Exercise: Exactly repeat all the records below, omitting the images they hold.
───── Records for this task ─────
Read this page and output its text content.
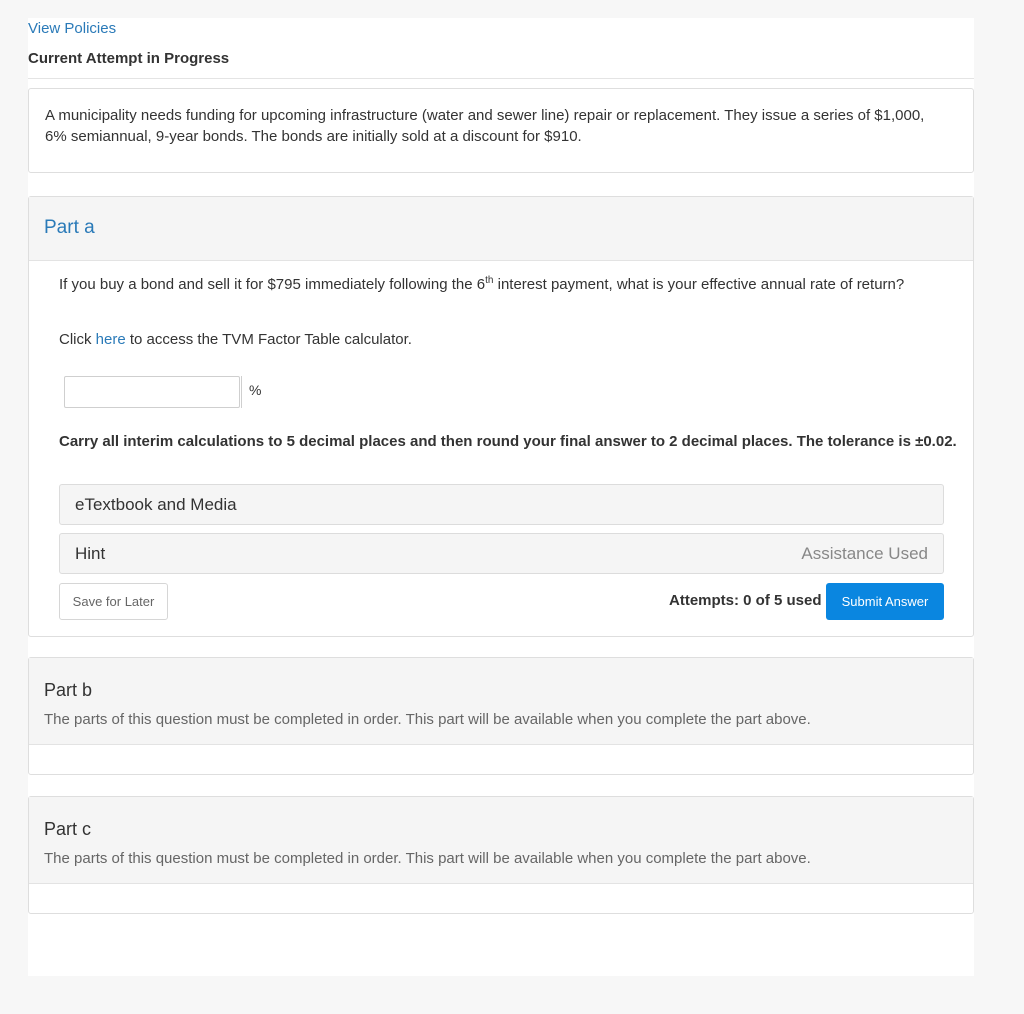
View Policies
Current Attempt in Progress
A municipality needs funding for upcoming infrastructure (water and sewer line) repair or replacement. They issue a series of $1,000,
6% semiannual, 9-year bonds. The bonds are initially sold at a discount for $910.
Part a
If you buy a bond and sell it for $795 immediately following the 6th interest payment, what is your effective annual rate of return?
Click here to access the TVM Factor Table calculator.
%
Carry all interim calculations to 5 decimal places and then round your final answer to 2 decimal places. The tolerance is ±0.02.
eTextbook and Media
Hint	Assistance Used
Save for Later	Attempts: 0 of 5 used	Submit Answer
Part b
The parts of this question must be completed in order. This part will be available when you complete the part above.
Part c
The parts of this question must be completed in order. This part will be available when you complete the part above.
─────
Solved exercise:
Read this page and output its text content.
View Policies
Current Attempt in Progress
A municipality needs funding for upcoming infrastructure (water and sewer line) repair or replacement. They issue a series of $1,000,
6% semiannual, 9-year bonds. The bonds are initially sold at a discount for $910.
Part a
If you buy a bond and sell it for $795 immediately following the 6th interest payment, what is your effective annual rate of return?
Click here to access the TVM Factor Table calculator.
%
Carry all interim calculations to 5 decimal places and then round your final answer to 2 decimal places. The tolerance is ±0.02.
eTextbook and Media
Hint	Assistance Used
Save for Later	Attempts: 0 of 5 used	Submit Answer
Part b
The parts of this question must be completed in order. This part will be available when you complete the part above.
Part c
The parts of this question must be completed in order. This part will be available when you complete the part above.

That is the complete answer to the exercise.